- [SET PROBLEM]: Among the entries that follow, tally the lines with the string "Unterschiede". Give no more than the number.

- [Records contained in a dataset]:
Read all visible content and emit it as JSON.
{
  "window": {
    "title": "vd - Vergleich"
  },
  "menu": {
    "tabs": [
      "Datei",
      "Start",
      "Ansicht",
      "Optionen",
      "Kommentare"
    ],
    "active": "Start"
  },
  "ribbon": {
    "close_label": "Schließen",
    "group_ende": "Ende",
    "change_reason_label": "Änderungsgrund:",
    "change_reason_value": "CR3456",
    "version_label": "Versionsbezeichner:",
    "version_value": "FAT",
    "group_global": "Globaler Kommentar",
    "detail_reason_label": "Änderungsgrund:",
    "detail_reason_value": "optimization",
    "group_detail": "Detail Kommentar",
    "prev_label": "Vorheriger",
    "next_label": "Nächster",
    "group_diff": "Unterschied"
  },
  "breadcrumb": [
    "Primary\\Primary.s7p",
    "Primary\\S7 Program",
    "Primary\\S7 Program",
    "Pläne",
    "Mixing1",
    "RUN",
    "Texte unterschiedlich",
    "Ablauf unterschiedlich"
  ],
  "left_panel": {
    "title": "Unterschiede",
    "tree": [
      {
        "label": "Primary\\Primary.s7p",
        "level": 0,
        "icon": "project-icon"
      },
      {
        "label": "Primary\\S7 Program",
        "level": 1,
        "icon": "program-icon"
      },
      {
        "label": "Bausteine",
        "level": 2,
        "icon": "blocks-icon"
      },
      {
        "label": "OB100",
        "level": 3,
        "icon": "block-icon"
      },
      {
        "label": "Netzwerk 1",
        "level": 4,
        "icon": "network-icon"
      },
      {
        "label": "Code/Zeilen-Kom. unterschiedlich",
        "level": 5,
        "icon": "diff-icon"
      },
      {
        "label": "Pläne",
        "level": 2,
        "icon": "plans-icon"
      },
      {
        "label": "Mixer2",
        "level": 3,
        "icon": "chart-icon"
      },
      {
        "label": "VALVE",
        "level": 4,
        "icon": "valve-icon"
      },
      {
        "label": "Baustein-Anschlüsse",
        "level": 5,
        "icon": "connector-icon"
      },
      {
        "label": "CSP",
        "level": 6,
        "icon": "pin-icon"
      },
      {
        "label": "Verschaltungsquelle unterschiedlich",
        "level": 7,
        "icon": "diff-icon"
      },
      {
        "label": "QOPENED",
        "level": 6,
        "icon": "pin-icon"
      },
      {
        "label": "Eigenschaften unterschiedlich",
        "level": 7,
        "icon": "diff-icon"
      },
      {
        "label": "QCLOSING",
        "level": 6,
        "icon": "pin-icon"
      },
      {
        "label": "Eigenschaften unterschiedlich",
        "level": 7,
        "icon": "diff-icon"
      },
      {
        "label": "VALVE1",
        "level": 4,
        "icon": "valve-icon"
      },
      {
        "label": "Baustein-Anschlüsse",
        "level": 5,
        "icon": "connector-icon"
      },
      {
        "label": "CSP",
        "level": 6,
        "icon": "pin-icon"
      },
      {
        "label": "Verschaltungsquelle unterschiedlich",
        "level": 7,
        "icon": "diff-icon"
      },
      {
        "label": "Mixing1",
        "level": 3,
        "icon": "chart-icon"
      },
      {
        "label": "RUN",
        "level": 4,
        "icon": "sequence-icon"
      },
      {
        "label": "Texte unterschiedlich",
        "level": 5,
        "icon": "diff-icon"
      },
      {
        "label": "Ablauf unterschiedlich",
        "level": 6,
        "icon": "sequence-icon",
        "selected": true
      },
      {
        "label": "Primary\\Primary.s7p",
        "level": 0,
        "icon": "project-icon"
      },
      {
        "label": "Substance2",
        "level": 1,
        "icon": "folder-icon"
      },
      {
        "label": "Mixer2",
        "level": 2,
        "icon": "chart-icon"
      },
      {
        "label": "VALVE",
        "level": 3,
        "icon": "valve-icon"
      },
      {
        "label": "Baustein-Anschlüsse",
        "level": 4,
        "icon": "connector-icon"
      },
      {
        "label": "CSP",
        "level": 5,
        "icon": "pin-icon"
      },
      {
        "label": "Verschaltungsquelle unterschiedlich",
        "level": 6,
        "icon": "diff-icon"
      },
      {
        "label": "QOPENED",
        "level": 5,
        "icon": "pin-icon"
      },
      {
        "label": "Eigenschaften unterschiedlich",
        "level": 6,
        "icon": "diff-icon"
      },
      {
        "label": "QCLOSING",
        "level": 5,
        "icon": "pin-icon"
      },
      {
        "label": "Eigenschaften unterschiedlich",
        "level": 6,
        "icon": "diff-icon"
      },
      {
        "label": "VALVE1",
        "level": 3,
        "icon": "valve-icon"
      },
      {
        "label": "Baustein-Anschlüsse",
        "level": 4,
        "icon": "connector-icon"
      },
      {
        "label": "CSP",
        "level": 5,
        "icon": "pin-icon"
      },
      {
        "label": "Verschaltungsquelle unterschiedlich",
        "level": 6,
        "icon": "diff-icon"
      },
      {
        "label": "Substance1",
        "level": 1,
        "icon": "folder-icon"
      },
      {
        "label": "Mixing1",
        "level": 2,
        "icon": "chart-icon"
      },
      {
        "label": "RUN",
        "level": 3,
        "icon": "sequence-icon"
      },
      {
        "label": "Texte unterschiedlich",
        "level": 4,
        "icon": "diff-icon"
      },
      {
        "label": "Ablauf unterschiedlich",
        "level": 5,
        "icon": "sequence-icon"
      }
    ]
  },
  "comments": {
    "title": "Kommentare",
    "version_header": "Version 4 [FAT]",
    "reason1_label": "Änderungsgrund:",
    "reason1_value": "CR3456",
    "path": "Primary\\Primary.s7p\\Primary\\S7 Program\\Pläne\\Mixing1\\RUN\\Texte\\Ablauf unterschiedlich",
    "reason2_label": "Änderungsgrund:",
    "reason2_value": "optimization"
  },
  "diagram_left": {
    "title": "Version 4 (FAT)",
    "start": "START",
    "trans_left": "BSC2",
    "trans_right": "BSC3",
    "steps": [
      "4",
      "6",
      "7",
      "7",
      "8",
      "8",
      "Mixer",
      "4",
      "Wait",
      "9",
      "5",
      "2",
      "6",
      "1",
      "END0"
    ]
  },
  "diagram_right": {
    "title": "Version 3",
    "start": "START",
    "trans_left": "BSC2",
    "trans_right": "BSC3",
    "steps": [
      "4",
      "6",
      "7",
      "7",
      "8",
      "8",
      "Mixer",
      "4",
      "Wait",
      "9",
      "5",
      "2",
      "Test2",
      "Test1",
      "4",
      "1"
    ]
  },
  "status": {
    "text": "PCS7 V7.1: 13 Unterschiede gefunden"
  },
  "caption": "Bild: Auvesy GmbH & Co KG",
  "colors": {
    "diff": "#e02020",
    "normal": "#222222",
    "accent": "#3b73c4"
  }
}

- [IN RESPONSE]: 2